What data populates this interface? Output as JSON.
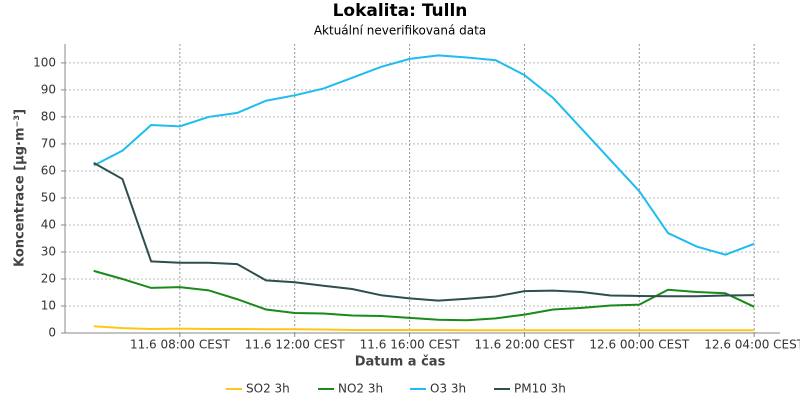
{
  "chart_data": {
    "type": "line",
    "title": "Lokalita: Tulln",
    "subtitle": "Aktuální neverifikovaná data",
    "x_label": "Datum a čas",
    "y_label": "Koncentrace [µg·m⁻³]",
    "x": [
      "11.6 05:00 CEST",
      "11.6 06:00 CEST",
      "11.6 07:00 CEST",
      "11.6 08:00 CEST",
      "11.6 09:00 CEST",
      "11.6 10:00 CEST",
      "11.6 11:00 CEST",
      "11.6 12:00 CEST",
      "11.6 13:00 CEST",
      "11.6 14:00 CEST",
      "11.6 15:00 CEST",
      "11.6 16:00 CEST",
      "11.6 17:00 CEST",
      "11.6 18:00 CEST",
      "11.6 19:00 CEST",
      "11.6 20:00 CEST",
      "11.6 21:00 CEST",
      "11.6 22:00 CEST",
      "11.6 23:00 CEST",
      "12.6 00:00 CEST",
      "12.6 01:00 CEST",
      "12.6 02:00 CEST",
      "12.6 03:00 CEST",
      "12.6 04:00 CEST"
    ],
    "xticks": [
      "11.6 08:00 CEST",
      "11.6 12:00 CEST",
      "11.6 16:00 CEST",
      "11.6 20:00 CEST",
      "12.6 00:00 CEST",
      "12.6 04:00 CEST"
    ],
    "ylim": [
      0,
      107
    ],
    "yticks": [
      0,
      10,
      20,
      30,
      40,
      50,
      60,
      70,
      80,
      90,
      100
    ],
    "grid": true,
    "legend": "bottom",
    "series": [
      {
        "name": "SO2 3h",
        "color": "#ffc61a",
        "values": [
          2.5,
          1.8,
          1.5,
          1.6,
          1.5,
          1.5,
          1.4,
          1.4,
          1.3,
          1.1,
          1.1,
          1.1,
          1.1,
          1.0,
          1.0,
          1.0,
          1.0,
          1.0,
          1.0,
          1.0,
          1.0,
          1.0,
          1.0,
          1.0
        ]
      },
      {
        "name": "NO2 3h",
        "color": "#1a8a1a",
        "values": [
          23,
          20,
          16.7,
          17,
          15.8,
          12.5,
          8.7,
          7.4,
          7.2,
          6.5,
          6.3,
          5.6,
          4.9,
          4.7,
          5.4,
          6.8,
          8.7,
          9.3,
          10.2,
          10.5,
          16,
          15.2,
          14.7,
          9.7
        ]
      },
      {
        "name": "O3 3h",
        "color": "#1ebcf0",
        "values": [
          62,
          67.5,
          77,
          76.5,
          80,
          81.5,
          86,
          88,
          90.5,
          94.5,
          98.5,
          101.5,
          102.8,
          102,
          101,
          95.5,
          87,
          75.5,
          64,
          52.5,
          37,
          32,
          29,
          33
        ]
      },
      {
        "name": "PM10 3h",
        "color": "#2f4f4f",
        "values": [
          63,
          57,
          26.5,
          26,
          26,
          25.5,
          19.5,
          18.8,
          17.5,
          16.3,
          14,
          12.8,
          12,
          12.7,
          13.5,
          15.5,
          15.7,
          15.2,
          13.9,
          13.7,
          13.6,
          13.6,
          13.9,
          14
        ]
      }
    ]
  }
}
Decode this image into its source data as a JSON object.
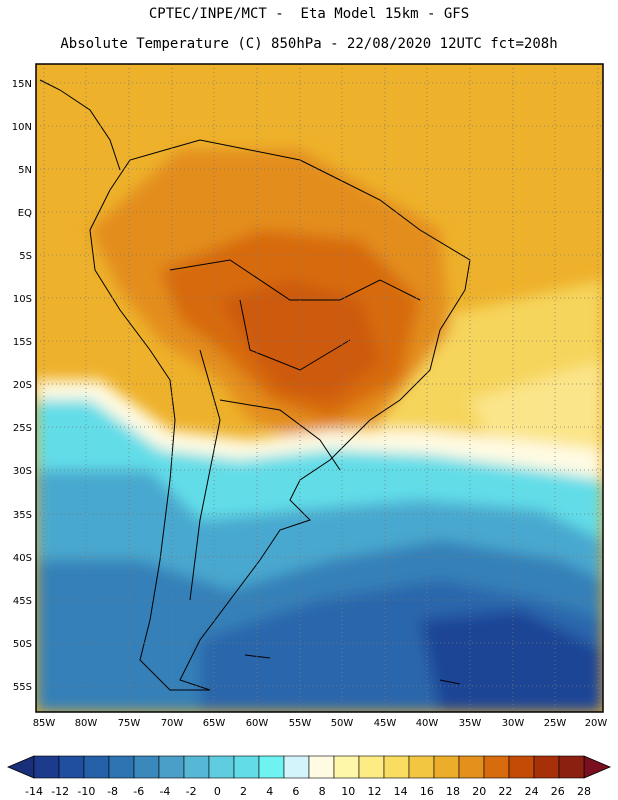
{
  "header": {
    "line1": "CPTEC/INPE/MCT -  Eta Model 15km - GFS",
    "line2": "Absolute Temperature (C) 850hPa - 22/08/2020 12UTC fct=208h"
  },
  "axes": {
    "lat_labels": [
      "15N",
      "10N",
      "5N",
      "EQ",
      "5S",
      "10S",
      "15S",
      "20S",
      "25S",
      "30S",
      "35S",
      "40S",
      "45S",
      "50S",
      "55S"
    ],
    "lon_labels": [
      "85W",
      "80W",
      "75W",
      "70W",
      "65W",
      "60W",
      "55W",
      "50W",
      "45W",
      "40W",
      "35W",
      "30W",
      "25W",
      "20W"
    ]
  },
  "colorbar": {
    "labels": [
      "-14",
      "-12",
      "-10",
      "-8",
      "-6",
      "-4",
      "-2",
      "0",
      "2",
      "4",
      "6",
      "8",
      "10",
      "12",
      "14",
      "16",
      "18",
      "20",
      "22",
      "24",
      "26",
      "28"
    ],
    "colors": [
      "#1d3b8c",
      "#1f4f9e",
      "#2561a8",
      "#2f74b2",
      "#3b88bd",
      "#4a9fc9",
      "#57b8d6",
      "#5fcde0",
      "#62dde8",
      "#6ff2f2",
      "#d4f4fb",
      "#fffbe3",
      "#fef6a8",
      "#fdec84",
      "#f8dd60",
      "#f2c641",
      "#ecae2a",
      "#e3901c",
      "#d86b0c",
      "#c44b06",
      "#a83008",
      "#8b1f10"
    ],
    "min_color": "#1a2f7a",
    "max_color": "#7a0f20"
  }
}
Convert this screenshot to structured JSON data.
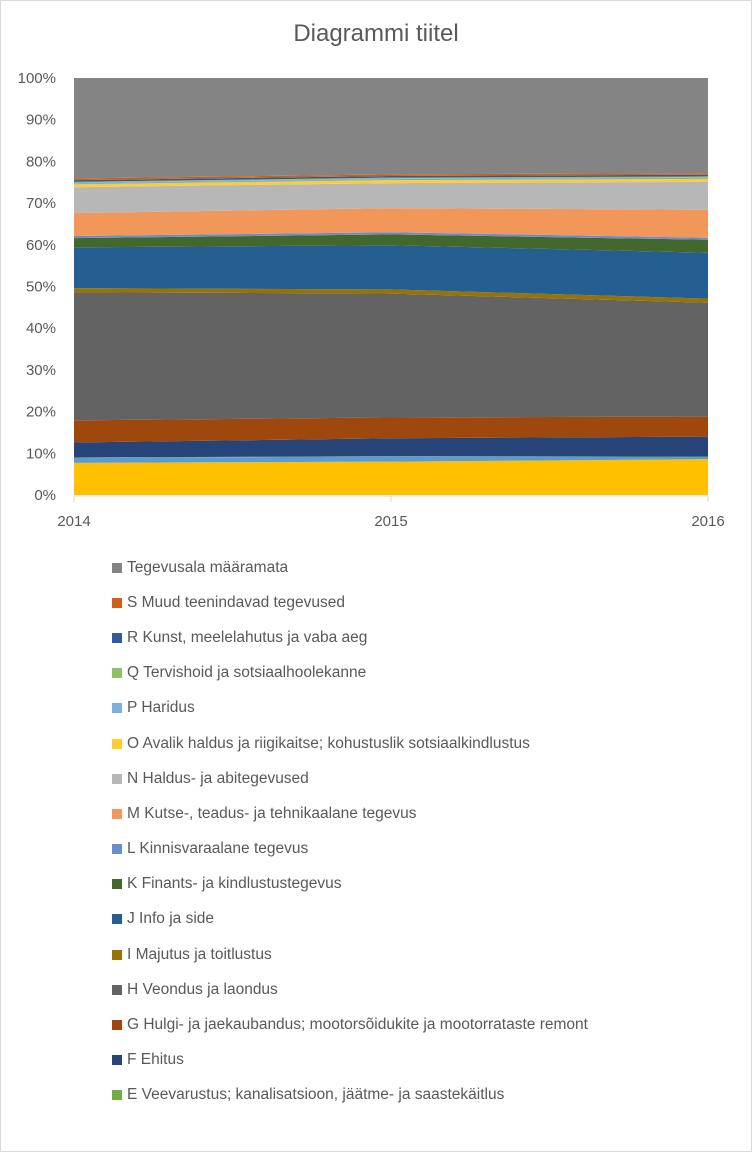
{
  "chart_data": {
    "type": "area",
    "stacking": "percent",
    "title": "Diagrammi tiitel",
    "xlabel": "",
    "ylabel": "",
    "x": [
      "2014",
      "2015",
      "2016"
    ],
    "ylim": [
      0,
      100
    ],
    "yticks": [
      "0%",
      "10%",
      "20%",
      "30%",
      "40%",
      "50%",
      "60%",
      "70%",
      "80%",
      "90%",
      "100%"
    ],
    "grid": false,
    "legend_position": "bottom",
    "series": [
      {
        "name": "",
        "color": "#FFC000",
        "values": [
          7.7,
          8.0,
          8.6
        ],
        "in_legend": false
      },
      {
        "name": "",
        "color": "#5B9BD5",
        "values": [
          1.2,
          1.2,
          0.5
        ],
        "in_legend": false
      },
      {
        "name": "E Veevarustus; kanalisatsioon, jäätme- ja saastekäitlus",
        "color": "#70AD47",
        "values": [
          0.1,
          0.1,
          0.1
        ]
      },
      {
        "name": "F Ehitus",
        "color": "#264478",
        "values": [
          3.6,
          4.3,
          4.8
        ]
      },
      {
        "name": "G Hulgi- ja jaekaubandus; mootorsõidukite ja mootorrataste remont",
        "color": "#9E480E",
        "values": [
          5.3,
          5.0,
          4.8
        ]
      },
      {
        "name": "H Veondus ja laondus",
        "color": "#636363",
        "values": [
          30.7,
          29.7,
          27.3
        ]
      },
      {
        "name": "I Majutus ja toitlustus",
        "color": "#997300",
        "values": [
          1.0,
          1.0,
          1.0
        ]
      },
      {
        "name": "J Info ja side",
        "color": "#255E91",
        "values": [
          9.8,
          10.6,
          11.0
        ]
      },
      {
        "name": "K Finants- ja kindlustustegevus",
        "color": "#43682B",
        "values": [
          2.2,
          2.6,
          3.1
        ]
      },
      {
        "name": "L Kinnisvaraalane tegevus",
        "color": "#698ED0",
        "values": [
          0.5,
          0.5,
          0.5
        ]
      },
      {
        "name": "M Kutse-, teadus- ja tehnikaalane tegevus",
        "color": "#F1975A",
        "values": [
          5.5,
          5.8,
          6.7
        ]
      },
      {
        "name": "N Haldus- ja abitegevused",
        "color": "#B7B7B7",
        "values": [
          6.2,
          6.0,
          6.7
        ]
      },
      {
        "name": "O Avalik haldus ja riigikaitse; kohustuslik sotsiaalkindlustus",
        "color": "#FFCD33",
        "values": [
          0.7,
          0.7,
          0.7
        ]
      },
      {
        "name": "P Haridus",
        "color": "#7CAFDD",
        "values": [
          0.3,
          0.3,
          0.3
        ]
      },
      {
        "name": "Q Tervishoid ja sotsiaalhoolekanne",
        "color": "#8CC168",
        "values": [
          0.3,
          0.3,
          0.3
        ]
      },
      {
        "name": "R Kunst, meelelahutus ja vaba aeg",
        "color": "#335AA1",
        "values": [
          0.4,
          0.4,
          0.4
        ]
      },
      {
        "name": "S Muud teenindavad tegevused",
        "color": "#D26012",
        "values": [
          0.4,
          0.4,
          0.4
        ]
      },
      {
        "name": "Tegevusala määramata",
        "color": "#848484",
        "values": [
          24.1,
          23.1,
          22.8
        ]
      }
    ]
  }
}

** To do **
Copy out every line in the listing where the word "bottom" appears.

** Response to the task **
    "legend": "bottom",
    "legend_position": "bottom",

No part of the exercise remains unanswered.